> [Problem to solve]
For each line in the data below that holds "triangle", return a copy.

> [Records shown]
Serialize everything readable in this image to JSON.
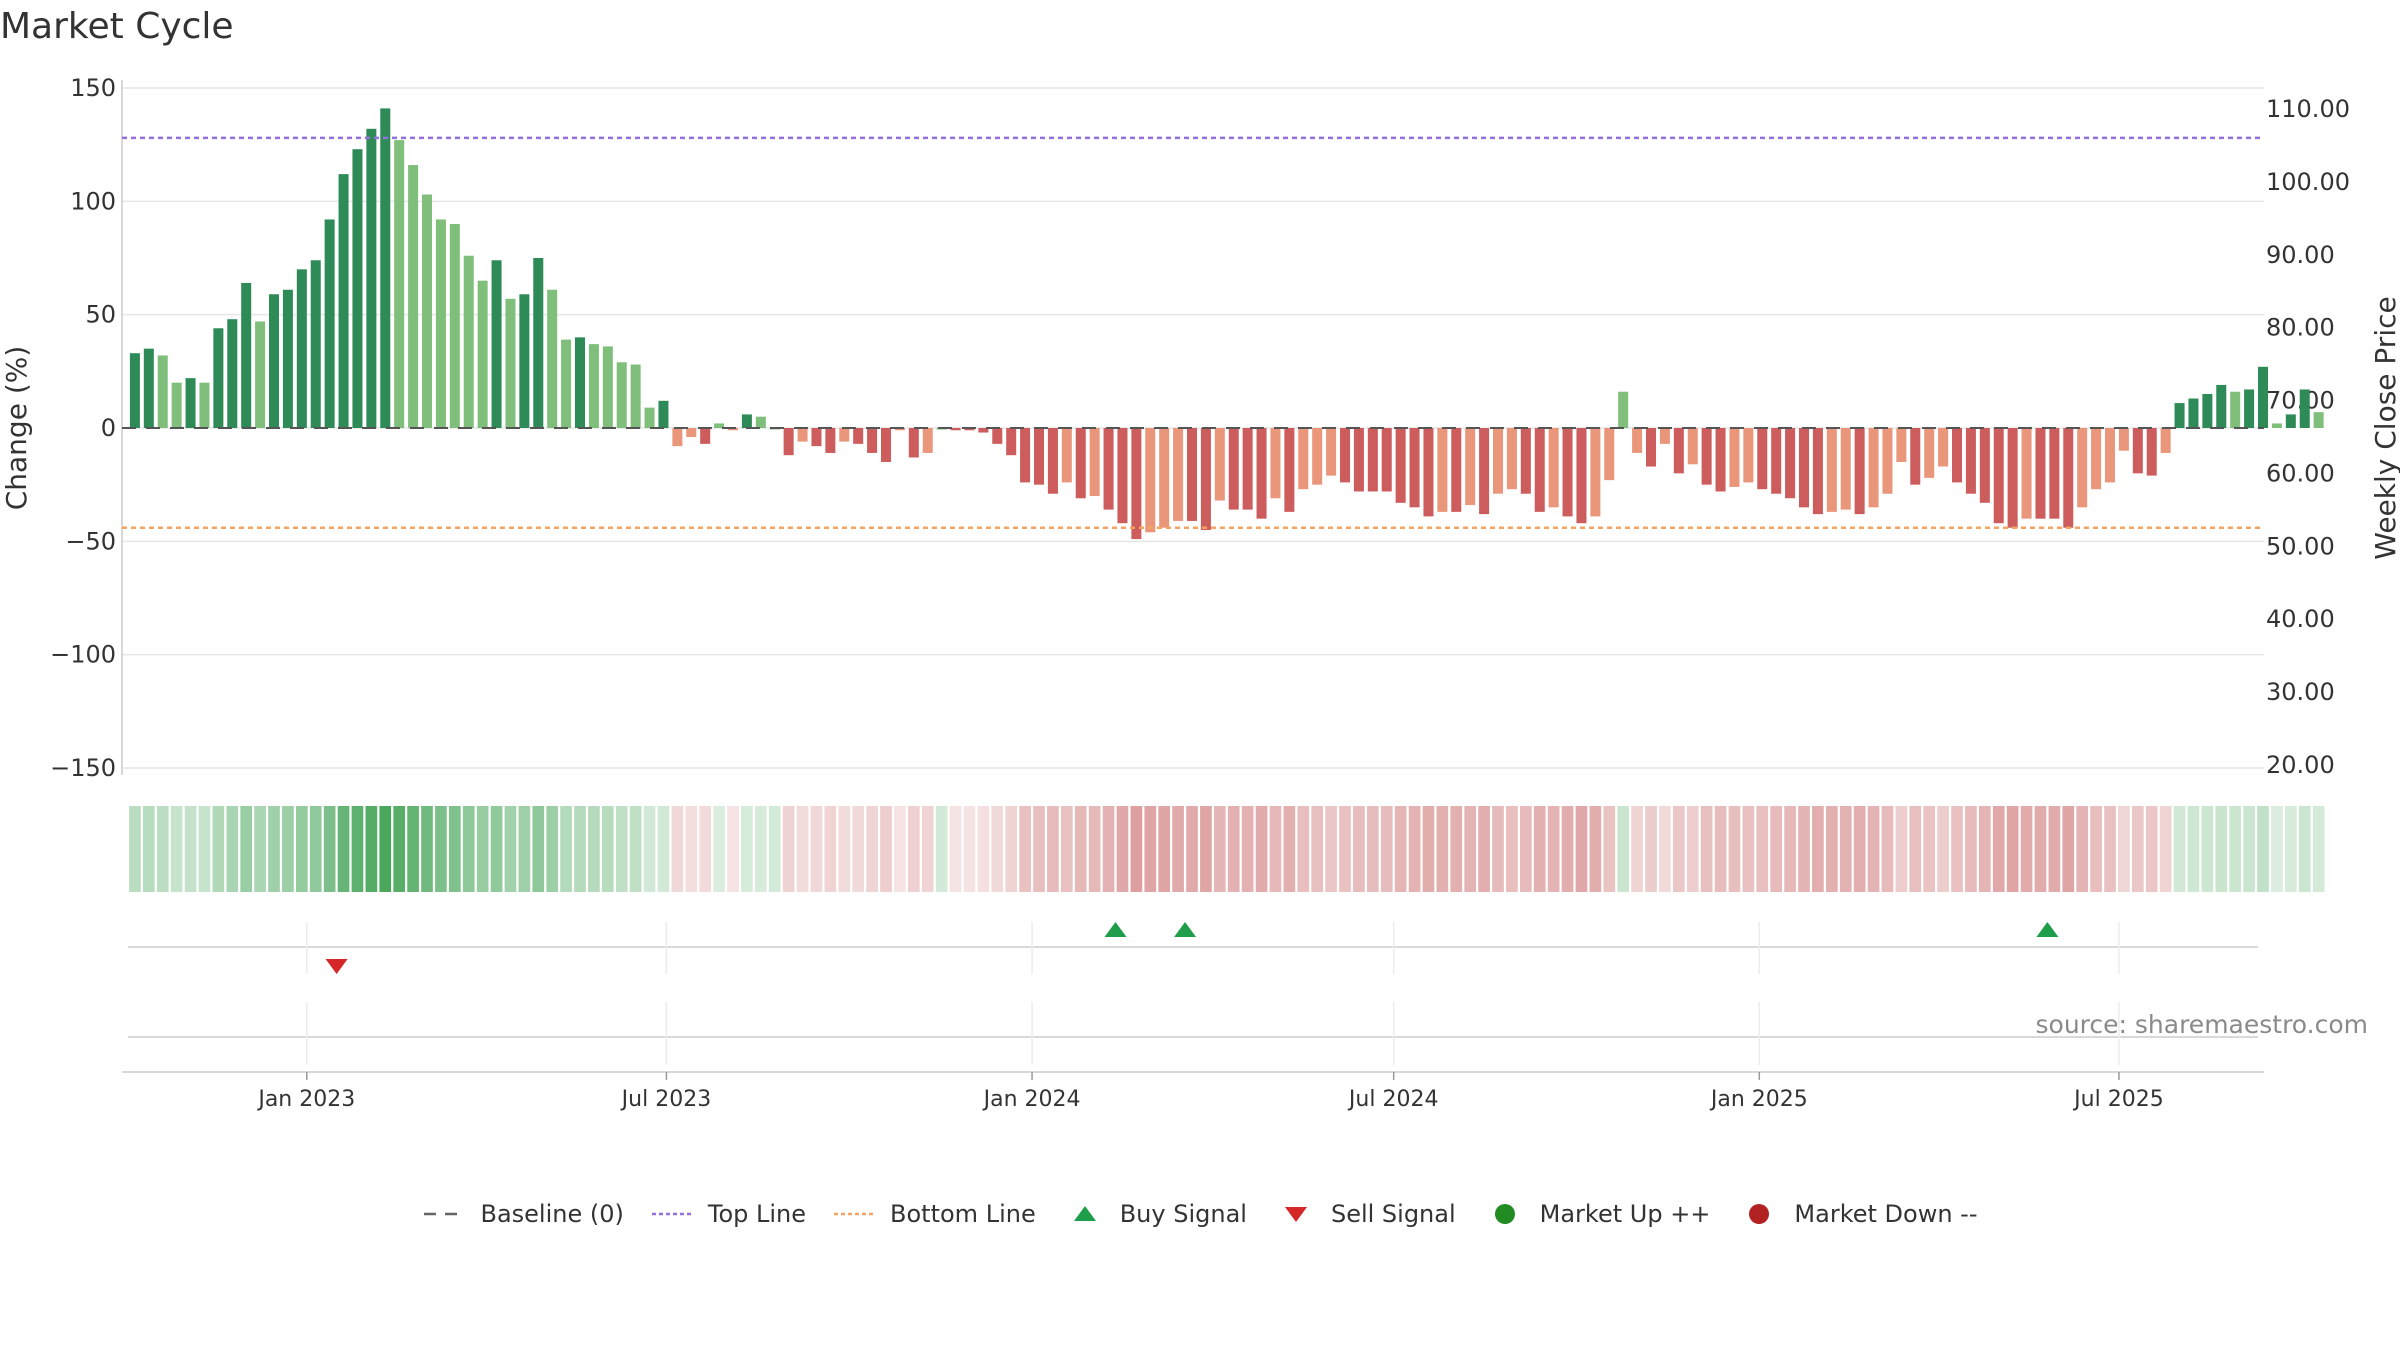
{
  "title": "Market Cycle",
  "source": "source: sharemaestro.com",
  "colors": {
    "up_strong": "#2e8b57",
    "up_light": "#7fbf7b",
    "down_strong": "#cd5c5c",
    "down_light": "#e9967a",
    "top_line": "#9370db",
    "bottom_line": "#f4a460",
    "buy": "#1e9e4a",
    "sell": "#d62728",
    "market_up": "#228b22",
    "market_down": "#b22222"
  },
  "legend": [
    {
      "label": "Baseline (0)",
      "icon": "dash-line-icon",
      "color": "#666666"
    },
    {
      "label": "Top Line",
      "icon": "dotted-line-icon",
      "color": "#9370db"
    },
    {
      "label": "Bottom Line",
      "icon": "dotted-line-icon",
      "color": "#f4a460"
    },
    {
      "label": "Buy Signal",
      "icon": "triangle-up-icon",
      "color": "#1e9e4a"
    },
    {
      "label": "Sell Signal",
      "icon": "triangle-down-icon",
      "color": "#d62728"
    },
    {
      "label": "Market Up ++",
      "icon": "circle-icon",
      "color": "#228b22"
    },
    {
      "label": "Market Down --",
      "icon": "circle-icon",
      "color": "#b22222"
    }
  ],
  "chart_data": {
    "type": "bar",
    "ylabel": "Change (%)",
    "y2label": "Weekly Close Price",
    "ylim": [
      -150,
      150
    ],
    "y2lim": [
      20,
      110
    ],
    "yticks": [
      150,
      100,
      50,
      0,
      -50,
      -100,
      -150
    ],
    "ytick_labels": [
      "150",
      "100",
      "50",
      "0",
      "−50",
      "−100",
      "−150"
    ],
    "y2ticks": [
      110,
      100,
      90,
      80,
      70,
      60,
      50,
      40,
      30,
      20
    ],
    "y2tick_labels": [
      "110.00",
      "100.00",
      "90.00",
      "80.00",
      "70.00",
      "60.00",
      "50.00",
      "40.00",
      "30.00",
      "20.00"
    ],
    "xlim": [
      "2022-09-30",
      "2025-09-12"
    ],
    "xticks": [
      "2023-01-01",
      "2023-07-01",
      "2024-01-01",
      "2024-07-01",
      "2025-01-01",
      "2025-07-01"
    ],
    "xtick_labels": [
      "Jan 2023",
      "Jul 2023",
      "Jan 2024",
      "Jul 2024",
      "Jan 2025",
      "Jul 2025"
    ],
    "grid": true,
    "legend_position": "bottom-center",
    "top_line": 128,
    "bottom_line": -44,
    "baseline": 0,
    "start_week": "2022-10-03",
    "values": [
      33,
      35,
      32,
      20,
      22,
      20,
      44,
      48,
      64,
      47,
      59,
      61,
      70,
      74,
      92,
      112,
      123,
      132,
      141,
      127,
      116,
      103,
      92,
      90,
      76,
      65,
      74,
      57,
      59,
      75,
      61,
      39,
      40,
      37,
      36,
      29,
      28,
      9,
      12,
      -8,
      -4,
      -7,
      2,
      -1,
      6,
      5,
      0,
      -12,
      -6,
      -8,
      -11,
      -6,
      -7,
      -11,
      -15,
      -1,
      -13,
      -11,
      0,
      -1,
      -1,
      -2,
      -7,
      -12,
      -24,
      -25,
      -29,
      -24,
      -31,
      -30,
      -36,
      -42,
      -49,
      -46,
      -44,
      -41,
      -41,
      -45,
      -32,
      -36,
      -36,
      -40,
      -31,
      -37,
      -27,
      -25,
      -21,
      -24,
      -28,
      -28,
      -28,
      -33,
      -35,
      -39,
      -37,
      -37,
      -34,
      -38,
      -29,
      -27,
      -29,
      -37,
      -35,
      -39,
      -42,
      -39,
      -23,
      16,
      -11,
      -17,
      -7,
      -20,
      -16,
      -25,
      -28,
      -26,
      -24,
      -27,
      -29,
      -31,
      -35,
      -38,
      -37,
      -36,
      -38,
      -35,
      -29,
      -15,
      -25,
      -22,
      -17,
      -24,
      -29,
      -33,
      -42,
      -44,
      -40,
      -40,
      -40,
      -44,
      -35,
      -27,
      -24,
      -10,
      -20,
      -21,
      -11,
      11,
      13,
      15,
      19,
      16,
      17,
      27,
      2,
      6,
      17,
      7
    ],
    "signals": [
      {
        "type": "sell",
        "date": "2023-01-16"
      },
      {
        "type": "buy",
        "date": "2024-02-12"
      },
      {
        "type": "buy",
        "date": "2024-03-18"
      },
      {
        "type": "buy",
        "date": "2025-05-26"
      }
    ]
  }
}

> [Problem solution]
      "icon": "triangle-up-icon",
      "icon": "triangle-down-icon",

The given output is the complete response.